__MATERIAL FOR THE TASK__
BEGIN

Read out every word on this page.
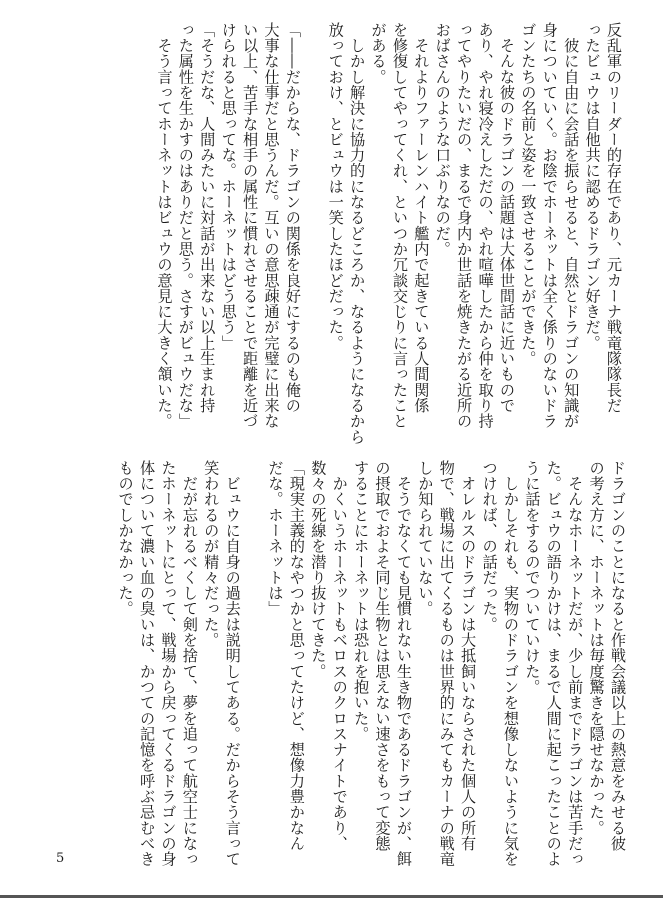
反乱軍のリーダー的存在であり、元カーナ戦竜隊隊長だ
ったビュウは自他共に認めるドラゴン好きだ。
　彼に自由に会話を振らせると、自然とドラゴンの知識が
身についていく。お陰でホーネットは全く係りのないドラ
ゴンたちの名前と姿を一致させることができた。
　そんな彼のドラゴンの話題は大体世間話に近いもので
あり、やれ寝冷えしただの、やれ喧嘩したから仲を取り持
ってやりたいだの、まるで身内か世話を焼きたがる近所の
おばさんのような口ぶりなのだ。
　それよりファーレンハイト艦内で起きている人間関係
を修復してやってくれ、といつか冗談交じりに言ったこと
がある。
　しかし解決に協力的になるどころか、なるようになるから
放っておけ、とビュウは一笑したほどだった。

「――だからな、ドラゴンの関係を良好にするのも俺の
大事な仕事だと思うんだ。互いの意思疎通が完璧に出来な
い以上、苦手な相手の属性に慣れさせることで距離を近づ
けられると思ってな。ホーネットはどう思う」
「そうだな、人間みたいに対話が出来ない以上生まれ持
った属性を生かすのはありだと思う。さすがビュウだな」
　そう言ってホーネットはビュウの意見に大きく頷いた。
ドラゴンのことになると作戦会議以上の熱意をみせる彼
の考え方に、ホーネットは毎度驚きを隠せなかった。
　そんなホーネットだが、少し前までドラゴンは苦手だっ
た。ビュウの語りかけは、まるで人間に起こったことのよ
うに話をするのでついていけた。
　しかしそれも、実物のドラゴンを想像しないように気を
つければ、の話だった。
　オレルスのドラゴンは大抵飼いならされた個人の所有
物で、戦場に出てくるものは世界的にみてもカーナの戦竜
しか知られていない。
　そうでなくても見慣れない生き物であるドラゴンが、餌
の摂取でおよそ同じ生物とは思えない速さをもって変態
することにホーネットは恐れを抱いた。
　かくいうホーネットもベロスのクロスナイトであり、
数々の死線を潜り抜けてきた。
「現実主義的なやつかと思ってたけど、想像力豊かなん
だな。ホーネットは」

　ビュウに自身の過去は説明してある。だからそう言って
笑われるのが精々だった。
　だが忘れるべくして剣を捨て、夢を追って航空士になっ
たホーネットにとって、戦場から戻ってくるドラゴンの身
体について濃い血の臭いは、かつての記憶を呼ぶ忌むべき
ものでしかなかった。
5
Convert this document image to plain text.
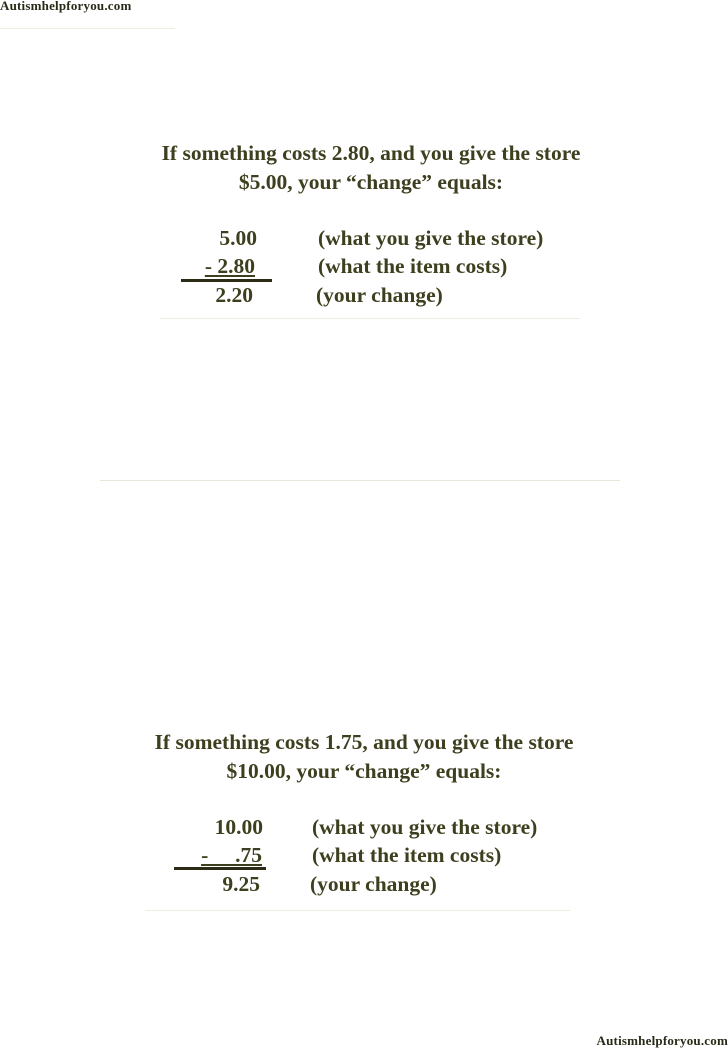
Autismhelpforyou.com

If something costs 2.80, and you give the store

$5.00, your “change” equals:

5.00	(what you give the store)
- 2.80	(what the item costs)
2.20	(your change)

If something costs 1.75, and you give the store

$10.00, your “change” equals:

10.00 (what you give the store)
-     .75 (what the item costs)
9.25 (your change)
Autismhelpforyou.com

END

__GIVEN REQUEST__
Find the lines with the string "this" and reproduce them.

__REPLY__
Read out every word on this page.
Convert this document image to plain text.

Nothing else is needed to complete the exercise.